Shampoo Solido: come e perché usarlo

Il mondo dei cosmetici solidi oramai è una realtà più che affermata. Sono già tanti i consumatori che si stanno orientando verso questa particolare tipologia di cosmetici, e questo è indicativo di un vero cambiamento delle preferenze di chi acquista. Ma come mai questo cambiamento? Sicuramente alla base ci sono delle scelte ben precise, soprattutto in relazione alle questioni ambientali. I prodotti solidi sono più indicati per la sostenibilità ambientale, per la riduzione degli sprechi e per la maggiore presenza di ingredienti naturali. Tra i prodotti solidi più usati vi è sicuramente lo shampoo solido. Si tratta del prodotto solido preferito dai consumatori. Scopriamo il perchè in questo articolo.

 

Lo shampoo solido: di cosa si tratta

Gli shampoo solidi, si presentano alla vista come una normale saponetta. In realtà però, la composizione è ben diversa dal prodotto utilizzato per lavare le mani; in genere vi sono burri od oli essenziali, tensioattivi vegetali e prodotti benefici per il corpo. In genere uno shampoo solido ha un peso che oscilla tra i 70 e i 90 grammi e questo dipende dal brand. Brand che decide anche la forma e la dimensione da dare allo shampoo. Gli ingredienti invece sono vari, così come anche le fragranze, gli aromi e i principi attivi, tutti elementi necessari per dare colore e profumo al prodotto, oltre che beneficio a chi lo utilizza.

 

Shampoo solido ed ambiente

L’utilizzo dello shampoo solido non è solo una moda. Chi lo acquista, talvolta è consapevole che oltre ai benefici immediati che ne trarrà dall’utilizzo, sta compiendo qualcosa di importante anche per l’ambiente. Basti pensare che, secondo recenti statistiche, un nucleo familiare medio di 4 persone, produce circa 20 flaconi di plastica in un anno, solo per la cura dei capelli. Chiaro che poi, quella plastica si può sempre riciclare, ma sono in pochi a farlo davvero e comunque, la produzione ed il dispendio energetico fanno lievitare di molto il costo in termini di rischio ambientale. Lo shampoo solido invece, evita questa abitudine così inquinante. Solitamente infatti è venduto senza alcun involucro in plastica, ed è esposto sui banconi dei negozi di cosmetici, apertamente e senza bisogno di confezioni.

:::::

*PROBLEMI E COMPITI*.
- 1) Per favore, restituisci senza modifiche il passo dell'articolo sullo shampoo solido da "Shampoo Solido: come" a "in questo articolo.".
- 2) Indica se ciascuna affermazione concorda con l'articolo sullo shampoo solido, rispondendo sì o no e citando le parole del testo che lo stabiliscono: (a) uno shampoo solido pesa in genere tra i 70 e i 90 grammi; (b) la composizione dello shampoo solido è uguale a quella del sapone per le mani; (c) lo shampoo solido è venduto di solito in una confezione di plastica.
- 3) Riassumi l'articolo sullo shampoo solido in due frasi.

:::::

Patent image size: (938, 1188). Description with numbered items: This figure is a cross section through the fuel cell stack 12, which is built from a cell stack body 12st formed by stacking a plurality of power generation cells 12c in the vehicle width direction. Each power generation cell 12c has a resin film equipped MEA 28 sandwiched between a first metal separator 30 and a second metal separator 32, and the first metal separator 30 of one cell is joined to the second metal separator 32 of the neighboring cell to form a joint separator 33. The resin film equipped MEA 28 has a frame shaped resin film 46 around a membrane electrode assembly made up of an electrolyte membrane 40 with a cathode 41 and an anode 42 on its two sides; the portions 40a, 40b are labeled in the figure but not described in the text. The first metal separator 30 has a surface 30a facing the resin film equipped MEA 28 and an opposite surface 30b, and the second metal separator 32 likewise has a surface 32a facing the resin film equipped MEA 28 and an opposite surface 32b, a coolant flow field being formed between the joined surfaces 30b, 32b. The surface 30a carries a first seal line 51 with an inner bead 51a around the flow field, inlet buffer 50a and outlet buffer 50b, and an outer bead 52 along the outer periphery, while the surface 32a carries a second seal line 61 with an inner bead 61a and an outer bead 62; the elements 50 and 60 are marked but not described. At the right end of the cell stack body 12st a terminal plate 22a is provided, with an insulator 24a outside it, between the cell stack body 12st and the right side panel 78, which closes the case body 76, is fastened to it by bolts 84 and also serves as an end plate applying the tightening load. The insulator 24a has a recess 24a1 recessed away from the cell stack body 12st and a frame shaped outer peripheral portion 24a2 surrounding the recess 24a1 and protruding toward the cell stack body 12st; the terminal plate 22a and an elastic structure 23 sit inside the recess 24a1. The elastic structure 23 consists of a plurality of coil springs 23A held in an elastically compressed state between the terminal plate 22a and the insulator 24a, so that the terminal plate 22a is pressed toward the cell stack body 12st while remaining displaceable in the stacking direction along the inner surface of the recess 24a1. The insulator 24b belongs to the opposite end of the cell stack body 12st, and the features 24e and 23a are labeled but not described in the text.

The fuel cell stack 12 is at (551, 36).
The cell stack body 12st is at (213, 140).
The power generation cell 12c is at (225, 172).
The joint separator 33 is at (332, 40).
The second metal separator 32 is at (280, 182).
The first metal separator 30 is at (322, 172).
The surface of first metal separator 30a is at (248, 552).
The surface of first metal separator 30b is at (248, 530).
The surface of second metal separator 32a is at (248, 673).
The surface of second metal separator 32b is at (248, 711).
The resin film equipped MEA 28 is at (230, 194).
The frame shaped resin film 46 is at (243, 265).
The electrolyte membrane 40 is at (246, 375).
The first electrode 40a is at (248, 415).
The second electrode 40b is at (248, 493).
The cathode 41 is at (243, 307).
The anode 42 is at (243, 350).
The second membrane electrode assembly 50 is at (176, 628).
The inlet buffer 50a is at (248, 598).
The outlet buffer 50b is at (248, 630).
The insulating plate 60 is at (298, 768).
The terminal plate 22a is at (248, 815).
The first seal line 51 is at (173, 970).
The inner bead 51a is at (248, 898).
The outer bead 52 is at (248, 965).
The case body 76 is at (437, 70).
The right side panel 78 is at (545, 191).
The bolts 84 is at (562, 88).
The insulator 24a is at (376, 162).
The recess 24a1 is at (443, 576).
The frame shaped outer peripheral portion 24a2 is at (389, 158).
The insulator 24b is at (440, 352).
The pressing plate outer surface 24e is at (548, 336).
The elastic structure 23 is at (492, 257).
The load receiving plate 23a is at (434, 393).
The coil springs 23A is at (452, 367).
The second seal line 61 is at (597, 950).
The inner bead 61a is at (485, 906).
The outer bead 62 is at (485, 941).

:::::

*RISPOSTE FORNITE*.
- 1)
Shampoo Solido: come e perché usarlo

Il mondo dei cosmetici solidi oramai è una realtà più che affermata. Sono già tanti i consumatori che si stanno orientando verso questa particolare tipologia di cosmetici, e questo è indicativo di un vero cambiamento delle preferenze di chi acquista. Ma come mai questo cambiamento? Sicuramente alla base ci sono delle scelte ben precise, soprattutto in relazione alle questioni ambientali. I prodotti solidi sono più indicati per la sostenibilità ambientale, per la riduzione degli sprechi e per la maggiore presenza di ingredienti naturali. Tra i prodotti solidi più usati vi è sicuramente lo shampoo solido. Si tratta del prodotto solido preferito dai consumatori. Scopriamo il perchè in questo articolo.

- 2)
(a) Sì: "In genere uno shampoo solido ha un peso che oscilla tra i 70 e i 90 grammi".
(b) No: "la composizione è ben diversa dal prodotto utilizzato per lavare le mani".
(c) No: "Solitamente infatti è venduto senza alcun involucro in plastica".

- 3) Sempre più consumatori scelgono i cosmetici solidi, soprattutto per ragioni ambientali, e tra questi lo shampoo solido è il prodotto preferito. Si presenta come una normale saponetta ma contiene burri od oli essenziali e tensioattivi vegetali, e di solito è venduto senza involucro in plastica, evitando i circa 20 flaconi che una famiglia di 4 persone produce in un anno solo per la cura dei capelli.